### What the task requires
Extract each line of the data and write it out again exactly.

#### Materials provided ####

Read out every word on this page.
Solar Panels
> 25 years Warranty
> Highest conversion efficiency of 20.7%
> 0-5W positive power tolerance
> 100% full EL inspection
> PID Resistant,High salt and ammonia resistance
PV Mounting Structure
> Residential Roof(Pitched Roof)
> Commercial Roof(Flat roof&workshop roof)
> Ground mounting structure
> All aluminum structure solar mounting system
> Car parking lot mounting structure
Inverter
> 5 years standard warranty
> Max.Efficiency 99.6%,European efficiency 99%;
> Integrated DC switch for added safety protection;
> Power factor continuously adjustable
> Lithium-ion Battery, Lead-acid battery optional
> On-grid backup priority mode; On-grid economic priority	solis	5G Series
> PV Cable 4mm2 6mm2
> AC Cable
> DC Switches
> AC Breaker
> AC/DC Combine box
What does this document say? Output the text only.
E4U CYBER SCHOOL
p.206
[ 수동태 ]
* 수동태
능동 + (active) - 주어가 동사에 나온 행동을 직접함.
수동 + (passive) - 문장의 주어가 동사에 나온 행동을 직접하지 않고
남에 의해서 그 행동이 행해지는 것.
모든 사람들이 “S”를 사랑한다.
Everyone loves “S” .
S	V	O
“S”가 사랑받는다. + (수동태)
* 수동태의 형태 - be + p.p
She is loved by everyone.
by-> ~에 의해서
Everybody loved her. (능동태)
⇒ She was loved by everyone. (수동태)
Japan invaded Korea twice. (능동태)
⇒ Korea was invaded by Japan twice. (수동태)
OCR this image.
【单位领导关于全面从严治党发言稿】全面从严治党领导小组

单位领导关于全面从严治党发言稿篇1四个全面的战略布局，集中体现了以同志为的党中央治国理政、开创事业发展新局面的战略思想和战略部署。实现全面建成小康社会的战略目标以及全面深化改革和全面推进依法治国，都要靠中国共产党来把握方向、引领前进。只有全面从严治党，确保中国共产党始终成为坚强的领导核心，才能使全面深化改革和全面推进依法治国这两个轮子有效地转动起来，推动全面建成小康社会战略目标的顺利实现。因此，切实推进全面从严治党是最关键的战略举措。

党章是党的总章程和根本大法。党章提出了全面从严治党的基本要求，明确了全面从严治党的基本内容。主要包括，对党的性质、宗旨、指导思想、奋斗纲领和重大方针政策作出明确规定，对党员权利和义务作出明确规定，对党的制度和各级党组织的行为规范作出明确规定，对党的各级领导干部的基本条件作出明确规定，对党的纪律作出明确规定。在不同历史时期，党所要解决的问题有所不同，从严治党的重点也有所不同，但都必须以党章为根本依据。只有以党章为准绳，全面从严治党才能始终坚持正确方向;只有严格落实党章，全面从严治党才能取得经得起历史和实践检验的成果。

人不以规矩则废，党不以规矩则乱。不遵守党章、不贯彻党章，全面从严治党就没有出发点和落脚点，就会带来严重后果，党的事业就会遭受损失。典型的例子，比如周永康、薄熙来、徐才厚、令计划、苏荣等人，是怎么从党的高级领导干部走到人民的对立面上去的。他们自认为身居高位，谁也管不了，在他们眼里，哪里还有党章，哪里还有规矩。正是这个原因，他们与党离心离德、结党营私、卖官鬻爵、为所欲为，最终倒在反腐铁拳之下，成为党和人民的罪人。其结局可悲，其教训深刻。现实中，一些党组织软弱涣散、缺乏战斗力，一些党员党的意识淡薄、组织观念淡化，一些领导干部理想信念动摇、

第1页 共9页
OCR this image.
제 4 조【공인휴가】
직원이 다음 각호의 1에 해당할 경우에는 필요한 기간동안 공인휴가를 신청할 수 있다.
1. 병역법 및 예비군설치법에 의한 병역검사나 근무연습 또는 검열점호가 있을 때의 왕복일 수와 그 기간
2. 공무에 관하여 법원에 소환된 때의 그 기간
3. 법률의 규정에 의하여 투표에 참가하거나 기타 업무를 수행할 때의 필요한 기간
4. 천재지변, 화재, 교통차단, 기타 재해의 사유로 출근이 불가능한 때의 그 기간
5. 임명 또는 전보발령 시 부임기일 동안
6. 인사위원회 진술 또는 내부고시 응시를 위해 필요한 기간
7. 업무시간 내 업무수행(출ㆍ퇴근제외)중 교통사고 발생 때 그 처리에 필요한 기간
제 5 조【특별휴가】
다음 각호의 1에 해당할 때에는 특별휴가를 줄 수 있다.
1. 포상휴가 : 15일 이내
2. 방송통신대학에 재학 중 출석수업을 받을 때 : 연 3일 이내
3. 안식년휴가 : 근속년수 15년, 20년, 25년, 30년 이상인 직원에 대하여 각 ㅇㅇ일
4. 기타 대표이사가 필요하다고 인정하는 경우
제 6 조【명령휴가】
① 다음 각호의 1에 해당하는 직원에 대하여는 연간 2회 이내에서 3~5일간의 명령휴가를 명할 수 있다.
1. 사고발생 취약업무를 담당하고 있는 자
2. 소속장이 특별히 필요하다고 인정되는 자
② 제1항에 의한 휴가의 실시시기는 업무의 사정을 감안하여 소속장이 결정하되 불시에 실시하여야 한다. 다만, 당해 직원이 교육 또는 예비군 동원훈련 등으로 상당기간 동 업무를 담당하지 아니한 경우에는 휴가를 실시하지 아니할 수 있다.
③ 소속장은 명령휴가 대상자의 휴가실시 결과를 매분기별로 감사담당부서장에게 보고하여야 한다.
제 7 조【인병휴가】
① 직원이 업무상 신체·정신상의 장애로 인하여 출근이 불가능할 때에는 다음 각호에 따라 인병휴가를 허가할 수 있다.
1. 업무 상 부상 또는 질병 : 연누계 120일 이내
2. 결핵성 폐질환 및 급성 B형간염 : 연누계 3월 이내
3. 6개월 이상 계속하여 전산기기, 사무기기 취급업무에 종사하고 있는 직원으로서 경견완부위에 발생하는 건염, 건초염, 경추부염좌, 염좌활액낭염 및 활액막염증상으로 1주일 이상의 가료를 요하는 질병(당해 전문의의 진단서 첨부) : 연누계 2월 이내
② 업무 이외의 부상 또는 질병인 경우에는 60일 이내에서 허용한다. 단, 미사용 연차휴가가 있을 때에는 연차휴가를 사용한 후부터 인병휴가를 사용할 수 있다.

####

### Task output
Read out every word on this page.
Solar Panels
> 25 years Warranty
> Highest conversion efficiency of 20.7%
> 0-5W positive power tolerance
> 100% full EL inspection
> PID Resistant,High salt and ammonia resistance
PV Mounting Structure
> Residential Roof(Pitched Roof)
> Commercial Roof(Flat roof&workshop roof)
> Ground mounting structure
> All aluminum structure solar mounting system
> Car parking lot mounting structure
Inverter
> 5 years standard warranty
> Max.Efficiency 99.6%,European efficiency 99%;
> Integrated DC switch for added safety protection;
> Power factor continuously adjustable
> Lithium-ion Battery, Lead-acid battery optional
> On-grid backup priority mode; On-grid economic priority	solis	5G Series
> PV Cable 4mm2 6mm2
> AC Cable
> DC Switches
> AC Breaker
> AC/DC Combine box
What does this document say? Output the text only.
E4U CYBER SCHOOL
p.206
[ 수동태 ]
* 수동태
능동 + (active) - 주어가 동사에 나온 행동을 직접함.
수동 + (passive) - 문장의 주어가 동사에 나온 행동을 직접하지 않고
남에 의해서 그 행동이 행해지는 것.
모든 사람들이 “S”를 사랑한다.
Everyone loves “S” .
S	V	O
“S”가 사랑받는다. + (수동태)
* 수동태의 형태 - be + p.p
She is loved by everyone.
by-> ~에 의해서
Everybody loved her. (능동태)
⇒ She was loved by everyone. (수동태)
Japan invaded Korea twice. (능동태)
⇒ Korea was invaded by Japan twice. (수동태)
OCR this image.
【单位领导关于全面从严治党发言稿】全面从严治党领导小组

单位领导关于全面从严治党发言稿篇1四个全面的战略布局，集中体现了以同志为的党中央治国理政、开创事业发展新局面的战略思想和战略部署。实现全面建成小康社会的战略目标以及全面深化改革和全面推进依法治国，都要靠中国共产党来把握方向、引领前进。只有全面从严治党，确保中国共产党始终成为坚强的领导核心，才能使全面深化改革和全面推进依法治国这两个轮子有效地转动起来，推动全面建成小康社会战略目标的顺利实现。因此，切实推进全面从严治党是最关键的战略举措。

党章是党的总章程和根本大法。党章提出了全面从严治党的基本要求，明确了全面从严治党的基本内容。主要包括，对党的性质、宗旨、指导思想、奋斗纲领和重大方针政策作出明确规定，对党员权利和义务作出明确规定，对党的制度和各级党组织的行为规范作出明确规定，对党的各级领导干部的基本条件作出明确规定，对党的纪律作出明确规定。在不同历史时期，党所要解决的问题有所不同，从严治党的重点也有所不同，但都必须以党章为根本依据。只有以党章为准绳，全面从严治党才能始终坚持正确方向;只有严格落实党章，全面从严治党才能取得经得起历史和实践检验的成果。

人不以规矩则废，党不以规矩则乱。不遵守党章、不贯彻党章，全面从严治党就没有出发点和落脚点，就会带来严重后果，党的事业就会遭受损失。典型的例子，比如周永康、薄熙来、徐才厚、令计划、苏荣等人，是怎么从党的高级领导干部走到人民的对立面上去的。他们自认为身居高位，谁也管不了，在他们眼里，哪里还有党章，哪里还有规矩。正是这个原因，他们与党离心离德、结党营私、卖官鬻爵、为所欲为，最终倒在反腐铁拳之下，成为党和人民的罪人。其结局可悲，其教训深刻。现实中，一些党组织软弱涣散、缺乏战斗力，一些党员党的意识淡薄、组织观念淡化，一些领导干部理想信念动摇、

第1页 共9页
OCR this image.
제 4 조【공인휴가】
직원이 다음 각호의 1에 해당할 경우에는 필요한 기간동안 공인휴가를 신청할 수 있다.
1. 병역법 및 예비군설치법에 의한 병역검사나 근무연습 또는 검열점호가 있을 때의 왕복일 수와 그 기간
2. 공무에 관하여 법원에 소환된 때의 그 기간
3. 법률의 규정에 의하여 투표에 참가하거나 기타 업무를 수행할 때의 필요한 기간
4. 천재지변, 화재, 교통차단, 기타 재해의 사유로 출근이 불가능한 때의 그 기간
5. 임명 또는 전보발령 시 부임기일 동안
6. 인사위원회 진술 또는 내부고시 응시를 위해 필요한 기간
7. 업무시간 내 업무수행(출ㆍ퇴근제외)중 교통사고 발생 때 그 처리에 필요한 기간
제 5 조【특별휴가】
다음 각호의 1에 해당할 때에는 특별휴가를 줄 수 있다.
1. 포상휴가 : 15일 이내
2. 방송통신대학에 재학 중 출석수업을 받을 때 : 연 3일 이내
3. 안식년휴가 : 근속년수 15년, 20년, 25년, 30년 이상인 직원에 대하여 각 ㅇㅇ일
4. 기타 대표이사가 필요하다고 인정하는 경우
제 6 조【명령휴가】
① 다음 각호의 1에 해당하는 직원에 대하여는 연간 2회 이내에서 3~5일간의 명령휴가를 명할 수 있다.
1. 사고발생 취약업무를 담당하고 있는 자
2. 소속장이 특별히 필요하다고 인정되는 자
② 제1항에 의한 휴가의 실시시기는 업무의 사정을 감안하여 소속장이 결정하되 불시에 실시하여야 한다. 다만, 당해 직원이 교육 또는 예비군 동원훈련 등으로 상당기간 동 업무를 담당하지 아니한 경우에는 휴가를 실시하지 아니할 수 있다.
③ 소속장은 명령휴가 대상자의 휴가실시 결과를 매분기별로 감사담당부서장에게 보고하여야 한다.
제 7 조【인병휴가】
① 직원이 업무상 신체·정신상의 장애로 인하여 출근이 불가능할 때에는 다음 각호에 따라 인병휴가를 허가할 수 있다.
1. 업무 상 부상 또는 질병 : 연누계 120일 이내
2. 결핵성 폐질환 및 급성 B형간염 : 연누계 3월 이내
3. 6개월 이상 계속하여 전산기기, 사무기기 취급업무에 종사하고 있는 직원으로서 경견완부위에 발생하는 건염, 건초염, 경추부염좌, 염좌활액낭염 및 활액막염증상으로 1주일 이상의 가료를 요하는 질병(당해 전문의의 진단서 첨부) : 연누계 2월 이내
② 업무 이외의 부상 또는 질병인 경우에는 60일 이내에서 허용한다. 단, 미사용 연차휴가가 있을 때에는 연차휴가를 사용한 후부터 인병휴가를 사용할 수 있다.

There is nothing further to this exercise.